To do: The data must be written out once more, precisely as given.

****

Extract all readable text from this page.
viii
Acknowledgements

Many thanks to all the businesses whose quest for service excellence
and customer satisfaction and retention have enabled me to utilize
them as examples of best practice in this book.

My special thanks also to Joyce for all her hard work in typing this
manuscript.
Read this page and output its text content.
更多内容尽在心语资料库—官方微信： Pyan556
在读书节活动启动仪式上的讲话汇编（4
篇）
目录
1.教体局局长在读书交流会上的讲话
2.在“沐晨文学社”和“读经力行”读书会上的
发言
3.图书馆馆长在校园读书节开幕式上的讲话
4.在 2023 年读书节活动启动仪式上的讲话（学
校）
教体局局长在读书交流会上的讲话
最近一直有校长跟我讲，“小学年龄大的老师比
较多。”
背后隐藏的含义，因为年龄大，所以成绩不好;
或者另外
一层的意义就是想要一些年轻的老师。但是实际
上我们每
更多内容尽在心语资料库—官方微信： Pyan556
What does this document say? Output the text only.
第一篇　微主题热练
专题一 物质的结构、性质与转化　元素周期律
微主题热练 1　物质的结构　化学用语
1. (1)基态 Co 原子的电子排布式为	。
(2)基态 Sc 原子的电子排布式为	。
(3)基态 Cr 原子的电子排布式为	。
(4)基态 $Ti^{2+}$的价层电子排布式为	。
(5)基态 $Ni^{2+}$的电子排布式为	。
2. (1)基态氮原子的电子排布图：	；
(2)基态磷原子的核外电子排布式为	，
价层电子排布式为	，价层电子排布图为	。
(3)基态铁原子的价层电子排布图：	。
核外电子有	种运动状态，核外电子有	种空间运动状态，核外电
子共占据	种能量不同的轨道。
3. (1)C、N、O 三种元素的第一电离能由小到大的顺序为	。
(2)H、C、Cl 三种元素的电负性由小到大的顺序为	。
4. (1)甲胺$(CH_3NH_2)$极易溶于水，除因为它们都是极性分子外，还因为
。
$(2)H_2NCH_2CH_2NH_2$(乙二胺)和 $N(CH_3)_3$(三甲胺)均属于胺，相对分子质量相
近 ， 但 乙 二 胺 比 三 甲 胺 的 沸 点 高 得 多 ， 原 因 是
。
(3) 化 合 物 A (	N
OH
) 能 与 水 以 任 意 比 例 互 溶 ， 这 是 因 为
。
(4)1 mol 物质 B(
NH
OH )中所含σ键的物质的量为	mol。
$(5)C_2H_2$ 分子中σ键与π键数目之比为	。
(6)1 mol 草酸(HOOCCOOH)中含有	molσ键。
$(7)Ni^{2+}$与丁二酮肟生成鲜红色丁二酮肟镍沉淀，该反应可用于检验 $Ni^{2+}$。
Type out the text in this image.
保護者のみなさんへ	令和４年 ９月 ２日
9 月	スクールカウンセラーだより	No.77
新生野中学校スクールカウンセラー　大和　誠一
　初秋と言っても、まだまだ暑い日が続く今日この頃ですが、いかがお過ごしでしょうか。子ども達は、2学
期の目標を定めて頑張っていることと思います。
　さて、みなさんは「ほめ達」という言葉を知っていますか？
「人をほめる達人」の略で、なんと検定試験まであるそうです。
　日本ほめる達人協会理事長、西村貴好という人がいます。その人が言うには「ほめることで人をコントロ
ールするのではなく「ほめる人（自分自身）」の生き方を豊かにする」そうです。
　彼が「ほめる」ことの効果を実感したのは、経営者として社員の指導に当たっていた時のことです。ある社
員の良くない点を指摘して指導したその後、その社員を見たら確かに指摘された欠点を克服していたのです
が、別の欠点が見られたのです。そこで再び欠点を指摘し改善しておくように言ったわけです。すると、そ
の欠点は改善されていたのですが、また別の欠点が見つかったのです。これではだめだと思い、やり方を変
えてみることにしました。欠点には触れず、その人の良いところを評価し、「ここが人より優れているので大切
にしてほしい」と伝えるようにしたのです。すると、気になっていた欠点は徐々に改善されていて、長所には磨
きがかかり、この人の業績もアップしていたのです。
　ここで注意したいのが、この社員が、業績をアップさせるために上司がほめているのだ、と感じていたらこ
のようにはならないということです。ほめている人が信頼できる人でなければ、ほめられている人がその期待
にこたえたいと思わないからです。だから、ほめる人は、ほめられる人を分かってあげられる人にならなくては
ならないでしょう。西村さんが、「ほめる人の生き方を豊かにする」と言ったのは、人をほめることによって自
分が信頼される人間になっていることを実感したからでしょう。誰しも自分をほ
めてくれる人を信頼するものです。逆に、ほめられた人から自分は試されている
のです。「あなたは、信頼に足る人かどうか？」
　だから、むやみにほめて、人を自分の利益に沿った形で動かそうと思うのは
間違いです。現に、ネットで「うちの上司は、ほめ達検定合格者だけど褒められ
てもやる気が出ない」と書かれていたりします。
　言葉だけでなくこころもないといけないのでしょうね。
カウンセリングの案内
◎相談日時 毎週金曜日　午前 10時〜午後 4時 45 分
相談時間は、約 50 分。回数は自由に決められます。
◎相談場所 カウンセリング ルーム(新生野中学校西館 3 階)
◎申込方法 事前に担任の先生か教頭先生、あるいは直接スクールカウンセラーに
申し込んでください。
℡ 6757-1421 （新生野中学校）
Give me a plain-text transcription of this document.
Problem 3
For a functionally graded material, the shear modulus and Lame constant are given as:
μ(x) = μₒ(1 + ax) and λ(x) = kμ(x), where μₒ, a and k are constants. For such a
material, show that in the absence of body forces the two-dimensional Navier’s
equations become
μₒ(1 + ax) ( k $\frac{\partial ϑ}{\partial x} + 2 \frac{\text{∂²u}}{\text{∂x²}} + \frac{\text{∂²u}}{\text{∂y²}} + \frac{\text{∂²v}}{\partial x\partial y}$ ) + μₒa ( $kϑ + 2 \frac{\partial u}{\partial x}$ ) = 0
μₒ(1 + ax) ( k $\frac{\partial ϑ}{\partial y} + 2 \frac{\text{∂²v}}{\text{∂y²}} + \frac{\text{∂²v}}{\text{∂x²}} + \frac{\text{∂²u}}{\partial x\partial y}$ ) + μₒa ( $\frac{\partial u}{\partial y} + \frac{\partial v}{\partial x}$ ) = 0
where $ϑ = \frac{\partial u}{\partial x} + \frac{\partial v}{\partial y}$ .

****

Worked answer:
Extract all readable text from this page.
viii
Acknowledgements

Many thanks to all the businesses whose quest for service excellence
and customer satisfaction and retention have enabled me to utilize
them as examples of best practice in this book.

My special thanks also to Joyce for all her hard work in typing this
manuscript.
Read this page and output its text content.
更多内容尽在心语资料库—官方微信： Pyan556
在读书节活动启动仪式上的讲话汇编（4
篇）
目录
1.教体局局长在读书交流会上的讲话
2.在“沐晨文学社”和“读经力行”读书会上的
发言
3.图书馆馆长在校园读书节开幕式上的讲话
4.在 2023 年读书节活动启动仪式上的讲话（学
校）
教体局局长在读书交流会上的讲话
最近一直有校长跟我讲，“小学年龄大的老师比
较多。”
背后隐藏的含义，因为年龄大，所以成绩不好;
或者另外
一层的意义就是想要一些年轻的老师。但是实际
上我们每
更多内容尽在心语资料库—官方微信： Pyan556
What does this document say? Output the text only.
第一篇　微主题热练
专题一 物质的结构、性质与转化　元素周期律
微主题热练 1　物质的结构　化学用语
1. (1)基态 Co 原子的电子排布式为	。
(2)基态 Sc 原子的电子排布式为	。
(3)基态 Cr 原子的电子排布式为	。
(4)基态 $Ti^{2+}$的价层电子排布式为	。
(5)基态 $Ni^{2+}$的电子排布式为	。
2. (1)基态氮原子的电子排布图：	；
(2)基态磷原子的核外电子排布式为	，
价层电子排布式为	，价层电子排布图为	。
(3)基态铁原子的价层电子排布图：	。
核外电子有	种运动状态，核外电子有	种空间运动状态，核外电
子共占据	种能量不同的轨道。
3. (1)C、N、O 三种元素的第一电离能由小到大的顺序为	。
(2)H、C、Cl 三种元素的电负性由小到大的顺序为	。
4. (1)甲胺$(CH_3NH_2)$极易溶于水，除因为它们都是极性分子外，还因为
。
$(2)H_2NCH_2CH_2NH_2$(乙二胺)和 $N(CH_3)_3$(三甲胺)均属于胺，相对分子质量相
近 ， 但 乙 二 胺 比 三 甲 胺 的 沸 点 高 得 多 ， 原 因 是
。
(3) 化 合 物 A (	N
OH
) 能 与 水 以 任 意 比 例 互 溶 ， 这 是 因 为
。
(4)1 mol 物质 B(
NH
OH )中所含σ键的物质的量为	mol。
$(5)C_2H_2$ 分子中σ键与π键数目之比为	。
(6)1 mol 草酸(HOOCCOOH)中含有	molσ键。
$(7)Ni^{2+}$与丁二酮肟生成鲜红色丁二酮肟镍沉淀，该反应可用于检验 $Ni^{2+}$。
Type out the text in this image.
保護者のみなさんへ	令和４年 ９月 ２日
9 月	スクールカウンセラーだより	No.77
新生野中学校スクールカウンセラー　大和　誠一
　初秋と言っても、まだまだ暑い日が続く今日この頃ですが、いかがお過ごしでしょうか。子ども達は、2学
期の目標を定めて頑張っていることと思います。
　さて、みなさんは「ほめ達」という言葉を知っていますか？
「人をほめる達人」の略で、なんと検定試験まであるそうです。
　日本ほめる達人協会理事長、西村貴好という人がいます。その人が言うには「ほめることで人をコントロ
ールするのではなく「ほめる人（自分自身）」の生き方を豊かにする」そうです。
　彼が「ほめる」ことの効果を実感したのは、経営者として社員の指導に当たっていた時のことです。ある社
員の良くない点を指摘して指導したその後、その社員を見たら確かに指摘された欠点を克服していたのです
が、別の欠点が見られたのです。そこで再び欠点を指摘し改善しておくように言ったわけです。すると、そ
の欠点は改善されていたのですが、また別の欠点が見つかったのです。これではだめだと思い、やり方を変
えてみることにしました。欠点には触れず、その人の良いところを評価し、「ここが人より優れているので大切
にしてほしい」と伝えるようにしたのです。すると、気になっていた欠点は徐々に改善されていて、長所には磨
きがかかり、この人の業績もアップしていたのです。
　ここで注意したいのが、この社員が、業績をアップさせるために上司がほめているのだ、と感じていたらこ
のようにはならないということです。ほめている人が信頼できる人でなければ、ほめられている人がその期待
にこたえたいと思わないからです。だから、ほめる人は、ほめられる人を分かってあげられる人にならなくては
ならないでしょう。西村さんが、「ほめる人の生き方を豊かにする」と言ったのは、人をほめることによって自
分が信頼される人間になっていることを実感したからでしょう。誰しも自分をほ
めてくれる人を信頼するものです。逆に、ほめられた人から自分は試されている
のです。「あなたは、信頼に足る人かどうか？」
　だから、むやみにほめて、人を自分の利益に沿った形で動かそうと思うのは
間違いです。現に、ネットで「うちの上司は、ほめ達検定合格者だけど褒められ
てもやる気が出ない」と書かれていたりします。
　言葉だけでなくこころもないといけないのでしょうね。
カウンセリングの案内
◎相談日時 毎週金曜日　午前 10時〜午後 4時 45 分
相談時間は、約 50 分。回数は自由に決められます。
◎相談場所 カウンセリング ルーム(新生野中学校西館 3 階)
◎申込方法 事前に担任の先生か教頭先生、あるいは直接スクールカウンセラーに
申し込んでください。
℡ 6757-1421 （新生野中学校）
Give me a plain-text transcription of this document.
Problem 3
For a functionally graded material, the shear modulus and Lame constant are given as:
μ(x) = μₒ(1 + ax) and λ(x) = kμ(x), where μₒ, a and k are constants. For such a
material, show that in the absence of body forces the two-dimensional Navier’s
equations become
μₒ(1 + ax) ( k $\frac{\partial ϑ}{\partial x} + 2 \frac{\text{∂²u}}{\text{∂x²}} + \frac{\text{∂²u}}{\text{∂y²}} + \frac{\text{∂²v}}{\partial x\partial y}$ ) + μₒa ( $kϑ + 2 \frac{\partial u}{\partial x}$ ) = 0
μₒ(1 + ax) ( k $\frac{\partial ϑ}{\partial y} + 2 \frac{\text{∂²v}}{\text{∂y²}} + \frac{\text{∂²v}}{\text{∂x²}} + \frac{\text{∂²u}}{\partial x\partial y}$ ) + μₒa ( $\frac{\partial u}{\partial y} + \frac{\partial v}{\partial x}$ ) = 0
where $ϑ = \frac{\partial u}{\partial x} + \frac{\partial v}{\partial y}$ .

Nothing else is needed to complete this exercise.